Information shown.
** START **
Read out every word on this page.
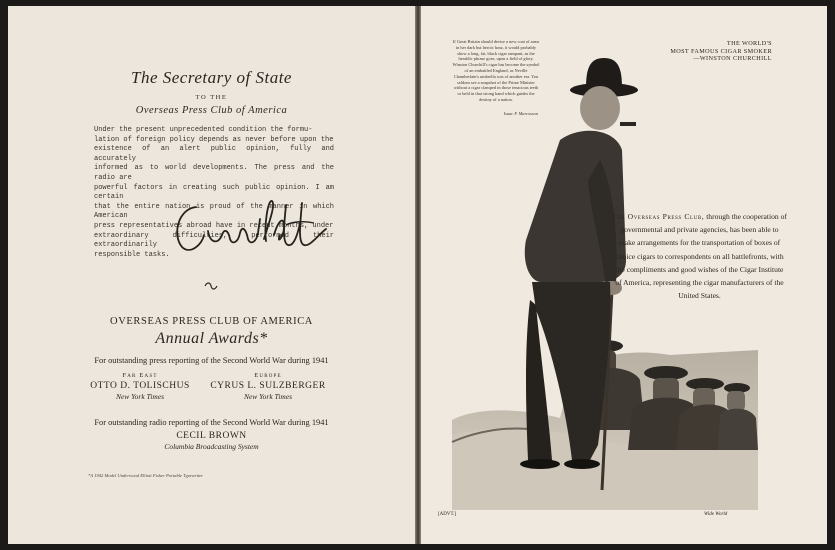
The Secretary of State
TO THE
Overseas Press Club of America
Under the present unprecedented condition the formu-
lation of foreign policy depends as never before upon the
existence of an alert public opinion, fully and accurately
informed as to world developments. The press and the radio are
powerful factors in creating such public opinion. I am certain
that the entire nation is proud of the manner in which American
press representatives abroad have in recent months, under
extraordinary difficulties, performed their extraordinarily
responsible tasks.
OVERSEAS PRESS CLUB OF AMERICA
Annual Awards*
For outstanding press reporting of the Second World War during 1941
Far East
OTTO D. TOLISCHUS
New York Times
Europe
CYRUS L. SULZBERGER
New York Times
For outstanding radio reporting of the Second World War during 1941
CECIL BROWN
Columbia Broadcasting System
*A 1942 Model Underwood Elliott Fisher Portable Typewriter
If Great Britain should devise a new coat of arms in her dark but heroic hour, it would probably show a long, fat, black cigar rampant, as the heraldic phrase goes, upon a field of glory. Winston Churchill's cigar has become the symbol of an embattled England, as Neville Chamberlain's umbrella was of another era. You seldom see a snapshot of the Prime Minister without a cigar clamped in those tenacious teeth or held in that strong hand which guides the destiny of a nation.
Isaac F. Marcosson
THE WORLD'S
MOST FAMOUS CIGAR SMOKER
—WINSTON CHURCHILL
The Overseas Press Club, through the cooperation of governmental and private agencies, has been able to make arrangements for the transportation of boxes of choice cigars to correspondents on all battlefronts, with the compliments and good wishes of the Cigar Institute of America, representing the cigar manufacturers of the United States.
[ADVT.]	Wide World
** END **
Reply with nothing but a number: how many lines of the entries above contain the string "radio"?

Reply. 2